Dataset listings of figures
***
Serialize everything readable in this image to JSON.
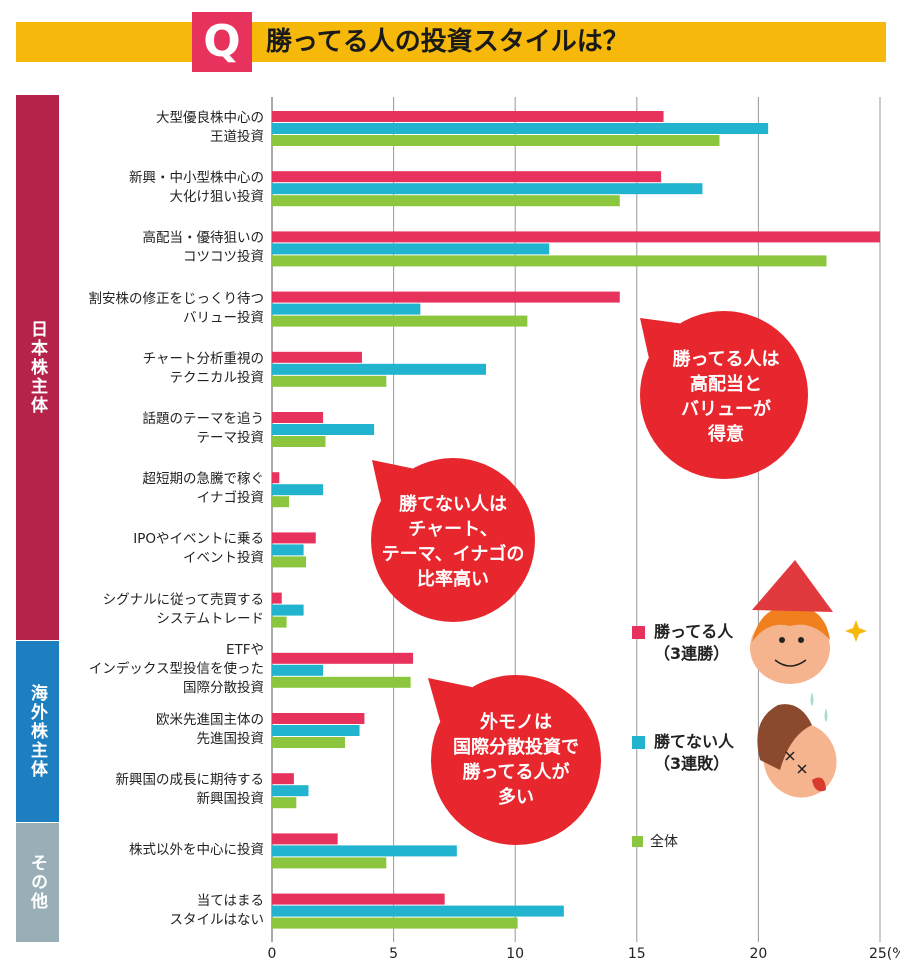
{
  "header": {
    "q_mark": "Q",
    "title": "勝ってる人の投資スタイルは？"
  },
  "colors": {
    "winners": "#e8325e",
    "losers": "#22b4cf",
    "overall": "#8cc63f",
    "header": "#f6b90b",
    "bubble": "#e8262d",
    "group_japan": "#b5224a",
    "group_foreign": "#1e7fc0",
    "group_other": "#9aaeb8"
  },
  "groups": [
    {
      "label": "日本株主体"
    },
    {
      "label": "海外株主体"
    },
    {
      "label": "その他"
    }
  ],
  "bubbles": [
    {
      "text": "勝ってる人は\n高配当と\nバリューが\n得意"
    },
    {
      "text": "勝てない人は\nチャート、\nテーマ、イナゴの\n比率高い"
    },
    {
      "text": "外モノは\n国際分散投資で\n勝ってる人が\n多い"
    }
  ],
  "legend": {
    "winners": "勝ってる人\n（3連勝）",
    "losers": "勝てない人\n（3連敗）",
    "overall": "全体"
  },
  "chart_data": {
    "type": "bar",
    "orientation": "horizontal",
    "unit": "%",
    "xlim": [
      0,
      25
    ],
    "grid": true,
    "ticks": [
      "0",
      "5",
      "10",
      "15",
      "20",
      "25(%)"
    ],
    "categories": [
      "大型優良株中心の\n王道投資",
      "新興・中小型株中心の\n大化け狙い投資",
      "高配当・優待狙いの\nコツコツ投資",
      "割安株の修正をじっくり待つ\nバリュー投資",
      "チャート分析重視の\nテクニカル投資",
      "話題のテーマを追う\nテーマ投資",
      "超短期の急騰で稼ぐ\nイナゴ投資",
      "IPOやイベントに乗る\nイベント投資",
      "シグナルに従って売買する\nシステムトレード",
      "ETFや\nインデックス型投信を使った\n国際分散投資",
      "欧米先進国主体の\n先進国投資",
      "新興国の成長に期待する\n新興国投資",
      "株式以外を中心に投資",
      "当てはまる\nスタイルはない"
    ],
    "series": [
      {
        "name": "勝ってる人（3連勝）",
        "values": [
          16.1,
          16.0,
          25.0,
          14.3,
          3.7,
          2.1,
          0.3,
          1.8,
          0.4,
          5.8,
          3.8,
          0.9,
          2.7,
          7.1
        ]
      },
      {
        "name": "勝てない人（3連敗）",
        "values": [
          20.4,
          17.7,
          11.4,
          6.1,
          8.8,
          4.2,
          2.1,
          1.3,
          1.3,
          2.1,
          3.6,
          1.5,
          7.6,
          12.0
        ]
      },
      {
        "name": "全体",
        "values": [
          18.4,
          14.3,
          22.8,
          10.5,
          4.7,
          2.2,
          0.7,
          1.4,
          0.6,
          5.7,
          3.0,
          1.0,
          4.7,
          10.1
        ]
      }
    ]
  }
}
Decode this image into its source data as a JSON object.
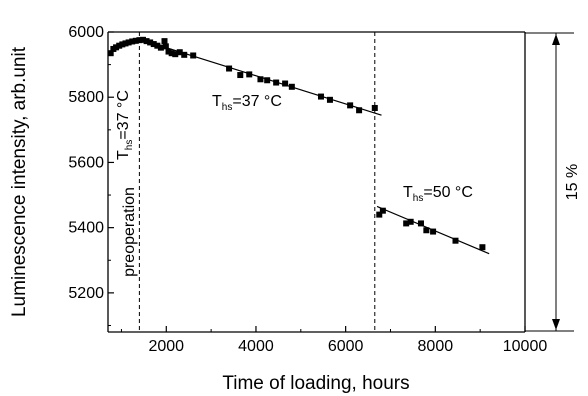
{
  "chart_data": {
    "type": "scatter",
    "title": "",
    "xlabel": "Time of loading, hours",
    "ylabel": "Luminescence intensity, arb.unit",
    "xlim": [
      700,
      10000
    ],
    "ylim": [
      5080,
      6000
    ],
    "xticks": [
      2000,
      4000,
      6000,
      8000,
      10000
    ],
    "yticks": [
      5200,
      5400,
      5600,
      5800,
      6000
    ],
    "grid": false,
    "legend": "none",
    "marker_color": "#000000",
    "series": [
      {
        "points": [
          [
            760,
            5935
          ],
          [
            820,
            5948
          ],
          [
            880,
            5953
          ],
          [
            950,
            5958
          ],
          [
            1020,
            5962
          ],
          [
            1090,
            5965
          ],
          [
            1160,
            5968
          ],
          [
            1240,
            5971
          ],
          [
            1320,
            5973
          ],
          [
            1400,
            5975
          ],
          [
            1480,
            5976
          ],
          [
            1560,
            5972
          ],
          [
            1640,
            5968
          ],
          [
            1720,
            5963
          ],
          [
            1800,
            5958
          ],
          [
            1880,
            5952
          ],
          [
            1960,
            5972
          ],
          [
            1990,
            5956
          ],
          [
            2050,
            5940
          ],
          [
            2120,
            5935
          ],
          [
            2200,
            5932
          ],
          [
            2300,
            5938
          ],
          [
            2400,
            5930
          ],
          [
            2600,
            5928
          ],
          [
            3400,
            5888
          ],
          [
            3650,
            5868
          ],
          [
            3850,
            5870
          ],
          [
            4100,
            5855
          ],
          [
            4250,
            5852
          ],
          [
            4450,
            5845
          ],
          [
            4650,
            5842
          ],
          [
            4800,
            5832
          ],
          [
            5450,
            5802
          ],
          [
            5650,
            5792
          ],
          [
            6100,
            5775
          ],
          [
            6300,
            5760
          ],
          [
            6650,
            5767
          ],
          [
            6750,
            5440
          ],
          [
            6830,
            5452
          ],
          [
            7350,
            5413
          ],
          [
            7450,
            5418
          ],
          [
            7680,
            5413
          ],
          [
            7800,
            5392
          ],
          [
            7950,
            5388
          ],
          [
            8450,
            5360
          ],
          [
            9050,
            5340
          ]
        ]
      }
    ],
    "fit_lines": [
      {
        "x": [
          1700,
          6800
        ],
        "y": [
          5965,
          5745
        ]
      },
      {
        "x": [
          6700,
          9200
        ],
        "y": [
          5465,
          5320
        ]
      }
    ],
    "vertical_markers": [
      1400,
      6650
    ],
    "annotations": {
      "preop_label": "preoperation",
      "t37_left": {
        "main": "T",
        "sub": "hs",
        "value": "=37 °C"
      },
      "t37_mid": {
        "main": "T",
        "sub": "hs",
        "value": "=37 °C"
      },
      "t50": {
        "main": "T",
        "sub": "hs",
        "value": "=50 °C"
      },
      "percent": "15 %"
    }
  }
}
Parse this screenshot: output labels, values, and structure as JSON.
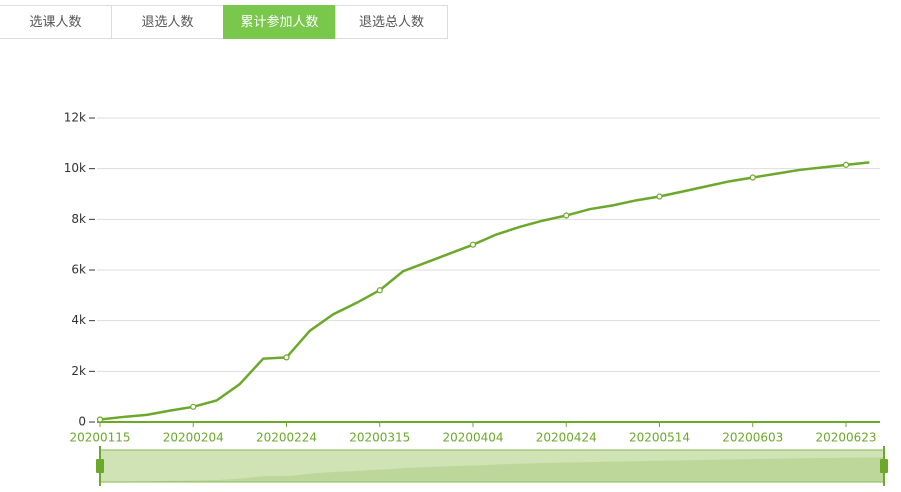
{
  "tabs": {
    "items": [
      "选课人数",
      "退选人数",
      "累计参加人数",
      "退选总人数"
    ],
    "active": 2
  },
  "chart_data": {
    "type": "line",
    "color": "#6ca82c",
    "grid": true,
    "categories": [
      "20200115",
      null,
      null,
      null,
      "20200204",
      null,
      null,
      null,
      "20200224",
      null,
      null,
      null,
      "20200315",
      null,
      null,
      null,
      "20200404",
      null,
      null,
      null,
      "20200424",
      null,
      null,
      null,
      "20200514",
      null,
      null,
      null,
      "20200603",
      null,
      null,
      null,
      "20200623",
      null
    ],
    "values": [
      100,
      200,
      280,
      450,
      600,
      850,
      1500,
      2500,
      2550,
      3600,
      4250,
      4700,
      5200,
      5950,
      6300,
      6650,
      7000,
      7400,
      7700,
      7950,
      8150,
      8400,
      8550,
      8750,
      8900,
      9100,
      9300,
      9500,
      9650,
      9800,
      9950,
      10050,
      10150,
      10250
    ],
    "ylim": [
      0,
      12000
    ],
    "yticks": [
      0,
      {
        "value": 2000,
        "label": "2k"
      },
      {
        "value": 4000,
        "label": "4k"
      },
      {
        "value": 6000,
        "label": "6k"
      },
      {
        "value": 8000,
        "label": "8k"
      },
      {
        "value": 10000,
        "label": "10k"
      },
      {
        "value": 12000,
        "label": "12k"
      }
    ]
  }
}
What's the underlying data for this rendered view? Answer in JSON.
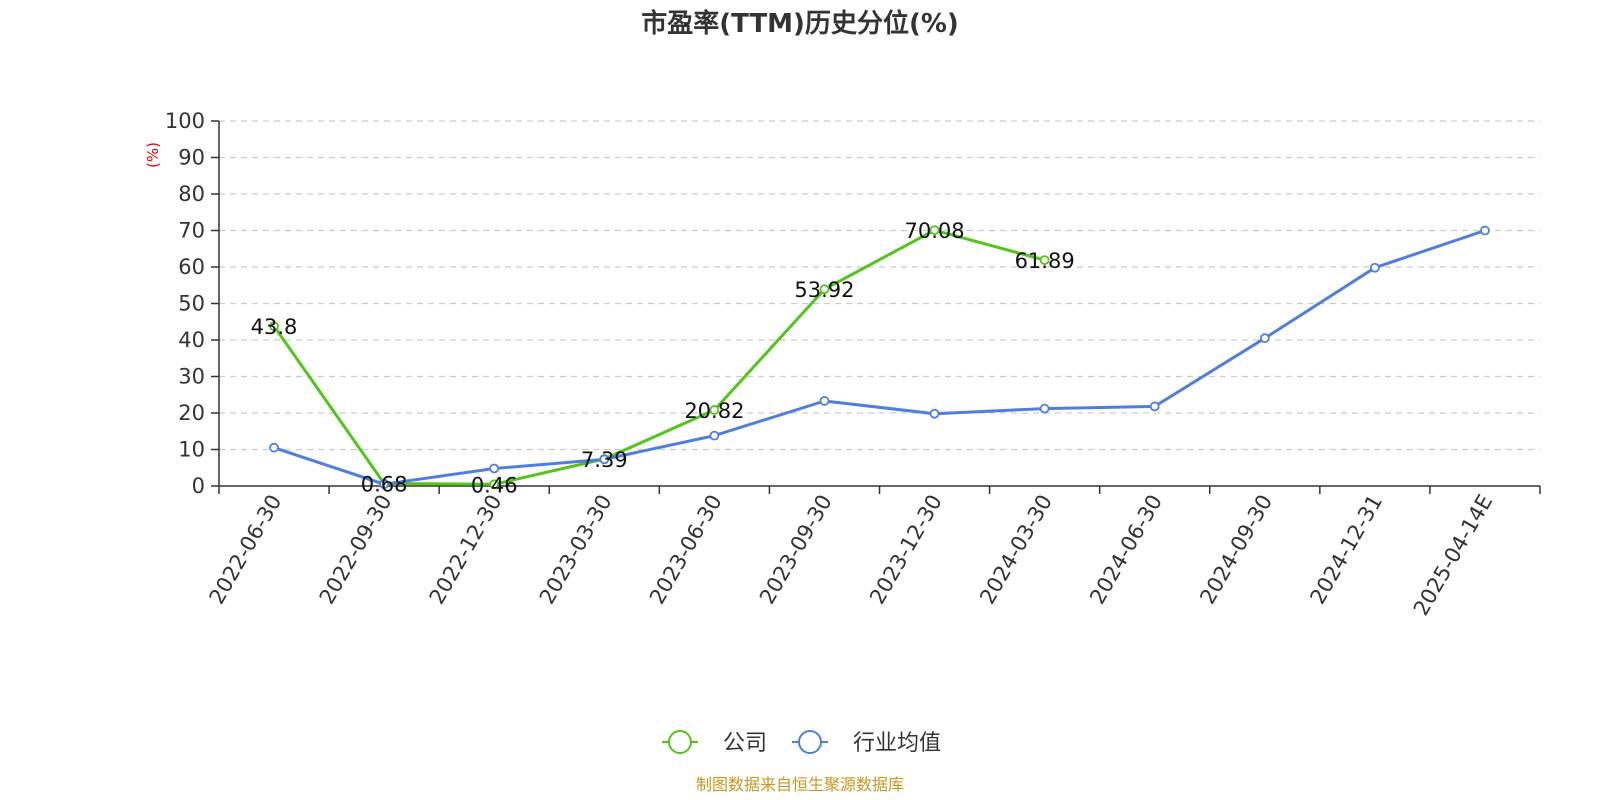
{
  "chart_data": {
    "type": "line",
    "title": "市盈率(TTM)历史分位(%)",
    "ylabel": "(%)",
    "ylim": [
      0,
      100
    ],
    "yticks": [
      0,
      10,
      20,
      30,
      40,
      50,
      60,
      70,
      80,
      90,
      100
    ],
    "grid": true,
    "legend_position": "bottom",
    "categories": [
      "2022-06-30",
      "2022-09-30",
      "2022-12-30",
      "2023-03-30",
      "2023-06-30",
      "2023-09-30",
      "2023-12-30",
      "2024-03-30",
      "2024-06-30",
      "2024-09-30",
      "2024-12-31",
      "2025-04-14E"
    ],
    "series": [
      {
        "name": "公司",
        "color": "#52c41a",
        "values": [
          43.8,
          0.68,
          0.46,
          7.39,
          20.82,
          53.92,
          70.08,
          61.89,
          null,
          null,
          null,
          null
        ],
        "labels": [
          "43.8",
          "0.68",
          "0.46",
          "7.39",
          "20.82",
          "53.92",
          "70.08",
          "61.89",
          "",
          "",
          "",
          ""
        ]
      },
      {
        "name": "行业均值",
        "color": "#4e7fdc",
        "values": [
          10.5,
          0.5,
          4.8,
          7.3,
          13.8,
          23.3,
          19.8,
          21.2,
          21.8,
          40.5,
          59.8,
          70.0
        ]
      }
    ],
    "source": "制图数据来自恒生聚源数据库"
  }
}
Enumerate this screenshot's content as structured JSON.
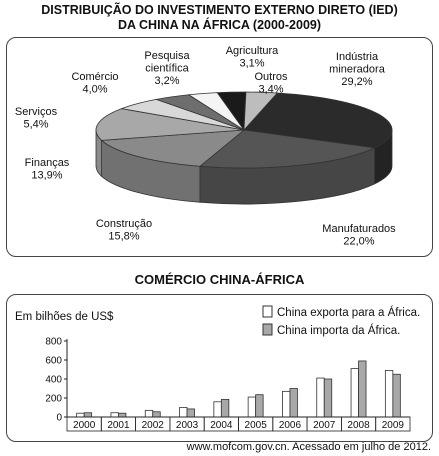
{
  "chart_data": [
    {
      "type": "pie",
      "title": "DISTRIBUIÇÃO DO INVESTIMENTO EXTERNO DIRETO (IED) DA CHINA NA ÁFRICA (2000-2009)",
      "title_lines": [
        "DISTRIBUIÇÃO DO INVESTIMENTO EXTERNO DIRETO (IED)",
        "DA CHINA NA ÁFRICA (2000-2009)"
      ],
      "slices": [
        {
          "label": "Indústria mineradora",
          "label_lines": [
            "Indústria",
            "mineradora"
          ],
          "value": 29.2,
          "value_label": "29,2%",
          "color": "#2b2b2b"
        },
        {
          "label": "Manufaturados",
          "label_lines": [
            "Manufaturados"
          ],
          "value": 22.0,
          "value_label": "22,0%",
          "color": "#555555"
        },
        {
          "label": "Construção",
          "label_lines": [
            "Construção"
          ],
          "value": 15.8,
          "value_label": "15,8%",
          "color": "#8a8a8a"
        },
        {
          "label": "Finanças",
          "label_lines": [
            "Finanças"
          ],
          "value": 13.9,
          "value_label": "13,9%",
          "color": "#a8a8a8"
        },
        {
          "label": "Serviços",
          "label_lines": [
            "Serviços"
          ],
          "value": 5.4,
          "value_label": "5,4%",
          "color": "#d8d8d8"
        },
        {
          "label": "Comércio",
          "label_lines": [
            "Comércio"
          ],
          "value": 4.0,
          "value_label": "4,0%",
          "color": "#6e6e6e"
        },
        {
          "label": "Pesquisa científica",
          "label_lines": [
            "Pesquisa",
            "científica"
          ],
          "value": 3.2,
          "value_label": "3,2%",
          "color": "#f4f4f4"
        },
        {
          "label": "Agricultura",
          "label_lines": [
            "Agricultura"
          ],
          "value": 3.1,
          "value_label": "3,1%",
          "color": "#1a1a1a"
        },
        {
          "label": "Outros",
          "label_lines": [
            "Outros"
          ],
          "value": 3.4,
          "value_label": "3,4%",
          "color": "#bdbdbd"
        }
      ]
    },
    {
      "type": "bar",
      "title": "COMÉRCIO CHINA-ÁFRICA",
      "ylabel": "Em bilhões de US$",
      "ylim": [
        0,
        800
      ],
      "yticks": [
        0,
        200,
        400,
        600,
        800
      ],
      "categories": [
        "2000",
        "2001",
        "2002",
        "2003",
        "2004",
        "2005",
        "2006",
        "2007",
        "2008",
        "2009"
      ],
      "series": [
        {
          "name": "China exporta para a África.",
          "color": "#ffffff",
          "values": [
            40,
            45,
            70,
            100,
            160,
            210,
            270,
            410,
            510,
            490
          ]
        },
        {
          "name": "China importa da África.",
          "color": "#a8a8a8",
          "values": [
            45,
            40,
            55,
            85,
            185,
            235,
            300,
            400,
            590,
            450
          ]
        }
      ],
      "legend": "top-right",
      "grid": false
    }
  ],
  "source": "www.mofcom.gov.cn. Acessado em julho de 2012."
}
***
__What needs to be done__
Locate each line with the word "text" and copy it.

__Response to this task__
      "text": "勝ってる人は\n高配当と\nバリューが\n得意"
      "text": "勝てない人は\nチャート、\nテーマ、イナゴの\n比率高い"
      "text": "外モノは\n国際分散投資で\n勝ってる人が\n多い"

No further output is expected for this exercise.